◆ **Data rows**:
═══

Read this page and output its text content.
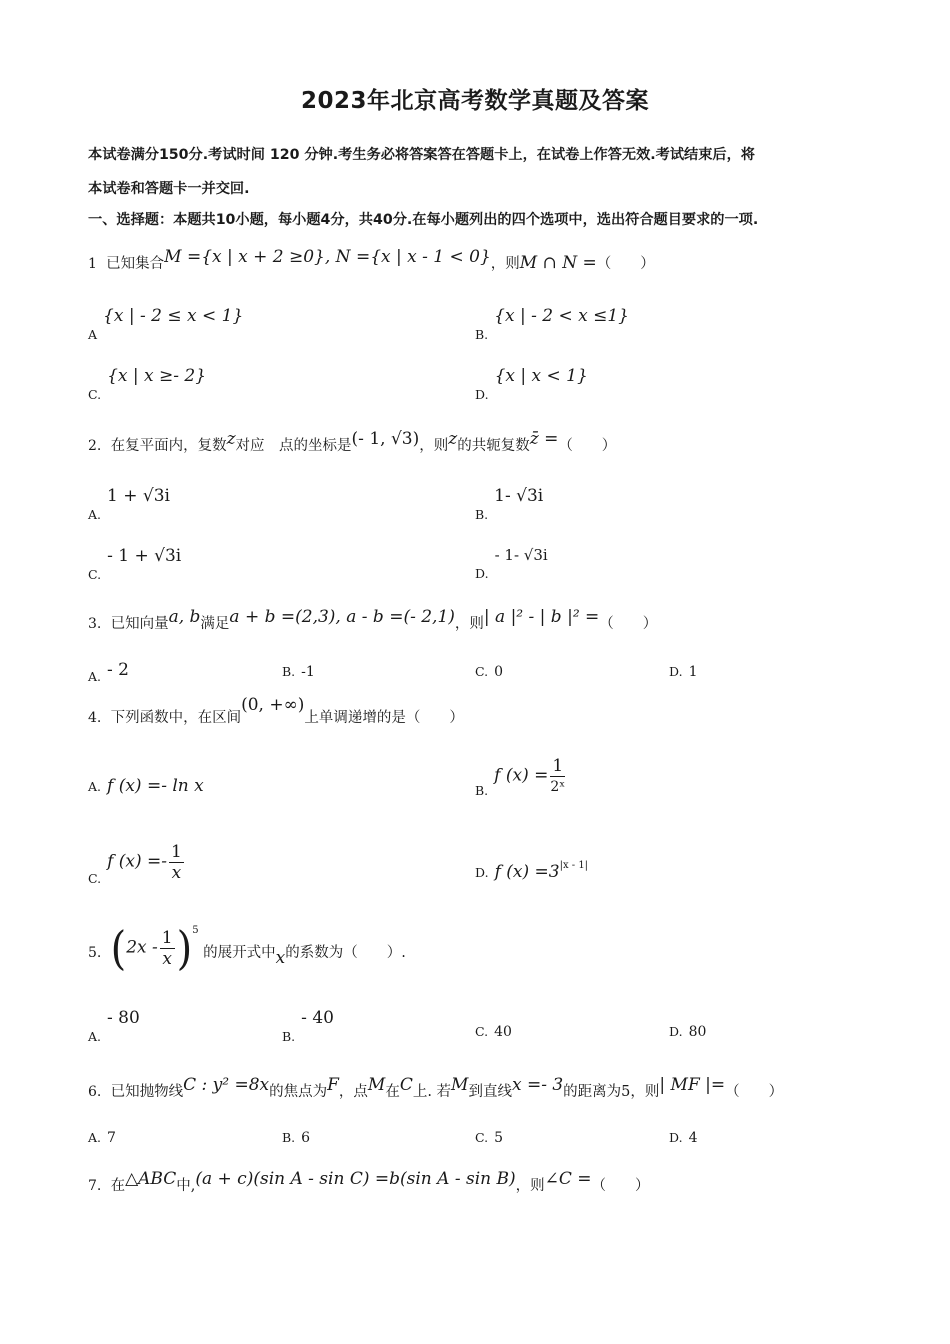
2023年北京高考数学真题及答案
本试卷满分150分.考试时间 120 分钟.考生务必将答案答在答题卡上，在试卷上作答无效.考试结束后，将
本试卷和答题卡一并交回.
一、选择题：本题共10小题，每小题4分，共40分.在每小题列出的四个选项中，选出符合题目要求的一项.
1 已知集合M ={x | x + 2 ≥0}, N ={x | x - 1 < 0}，则M ∩ N =（　　）
A{x | - 2 ≤ x < 1}
B.{x | - 2 < x ≤1}
C.{x | x ≥- 2}
D.{x | x < 1}
2. 在复平面内，复数z对应　点的坐标是(- 1, √3)，则z的共轭复数z̄ =（　　）
A.1 + √3i
B.1- √3i
C.- 1 + √3i
D.- 1- √3i
3. 已知向量a, b满足a + b =(2,3), a - b =(- 2,1)，则| a |² - | b |² =（　　）
A. - 2	B. -1	C. 0	D. 1
4. 下列函数中，在区间(0, +∞)上单调递增的是（　　）
A. f (x) =- ln x	B.f $(x) = \frac{1}{\text{2ˣ}}$
C.f $(x) =- \frac{1}{x}$	D. f $(x) =3^{|x - 1|}$
5. $(2x - \frac{1}{x} )^5$ 的展开式中x的系数为（　　）.
A.- 80
B.- 40
C. 40	D. 80
6. 已知抛物线C : y² =8x的焦点为F，点M在C上. 若M到直线x =- 3的距离为5，则| MF |=（　　）
A. 7	B. 6	C. 5	D. 4
7. 在△ABC中,(a + c)(sin A - sin C) =b(sin A - sin B)，则∠C =（　　）
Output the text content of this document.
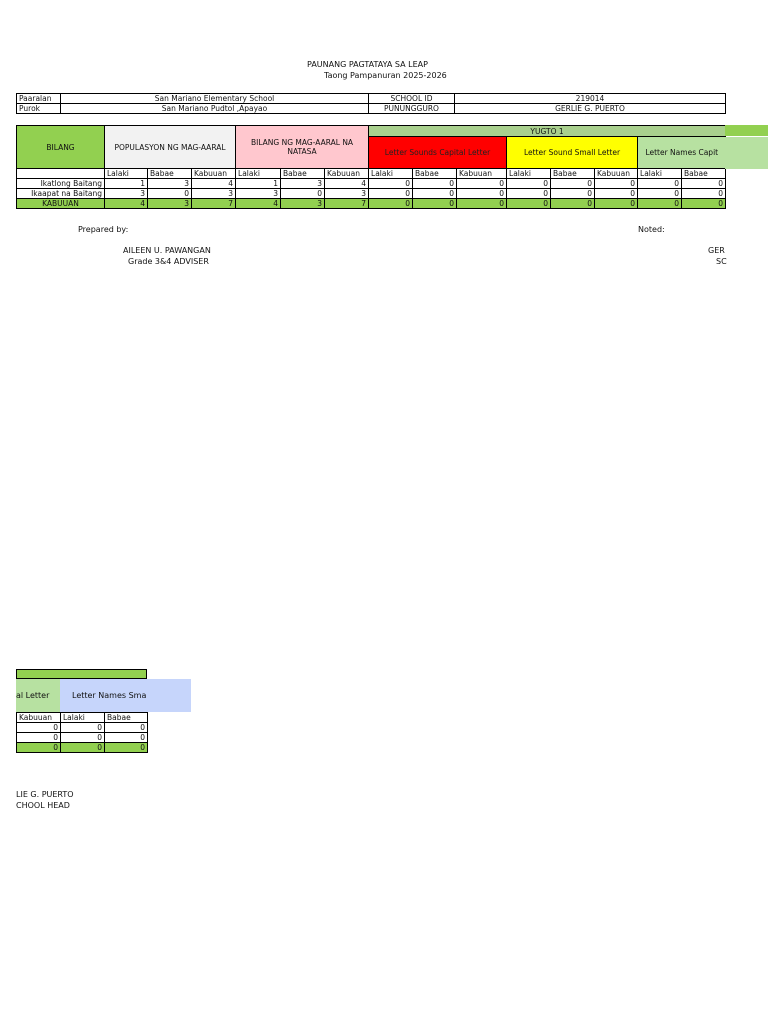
PAUNANG PAGTATAYA SA LEAP
Taong Pampanuran 2025-2026
Paaralan	San Mariano Elementary School	SCHOOL ID	219014
Purok	San Mariano Pudtol ,Apayao	PUNUNGGURO	GERLIE G. PUERTO
BILANG	POPULASYON NG MAG-AARAL			BILANG NG MAG-AARAL NA NATASA			YUGTO 1							
							Letter Sounds Capital Letter			Letter Sound Small Letter			Letter Names Capit	

	Lalaki	Babae	Kabuuan	Lalaki	Babae	Kabuuan	Lalaki	Babae	Kabuuan	Lalaki	Babae	Kabuuan	Lalaki	Babae
Ikatlong Baitang	1	3	4	1	3	4	0	0	0	0	0	0	0	0
Ikaapat na Baitang	3	0	3	3	0	3	0	0	0	0	0	0	0	0
KABUUAN	4	3	7	4	3	7	0	0	0	0	0	0	0	0
Prepared by:	Noted:
AILEEN U. PAWANGAN
Grade 3&4 ADVISER
GER
SC
al Letter	Letter Names Sma
Kabuuan	Lalaki	Babae
0	0	0
0	0	0
0	0	0
LIE G. PUERTO
CHOOL HEAD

═══

◆ **Exercise instructions**:
Repeat exactly the lines from the one holding "Output the text content of this document." through the last line of the entries, both included; the pictures do not belong in the copy.

◆ **Result for this exercise**:
Output the text content of this document.
PAUNANG PAGTATAYA SA LEAP
Taong Pampanuran 2025-2026
Paaralan	San Mariano Elementary School	SCHOOL ID	219014
Purok	San Mariano Pudtol ,Apayao	PUNUNGGURO	GERLIE G. PUERTO
BILANG	POPULASYON NG MAG-AARAL			BILANG NG MAG-AARAL NA NATASA			YUGTO 1							
							Letter Sounds Capital Letter			Letter Sound Small Letter			Letter Names Capit	

	Lalaki	Babae	Kabuuan	Lalaki	Babae	Kabuuan	Lalaki	Babae	Kabuuan	Lalaki	Babae	Kabuuan	Lalaki	Babae
Ikatlong Baitang	1	3	4	1	3	4	0	0	0	0	0	0	0	0
Ikaapat na Baitang	3	0	3	3	0	3	0	0	0	0	0	0	0	0
KABUUAN	4	3	7	4	3	7	0	0	0	0	0	0	0	0
Prepared by:	Noted:
AILEEN U. PAWANGAN
Grade 3&4 ADVISER
GER
SC
al Letter	Letter Names Sma
Kabuuan	Lalaki	Babae
0	0	0
0	0	0
0	0	0
LIE G. PUERTO
CHOOL HEAD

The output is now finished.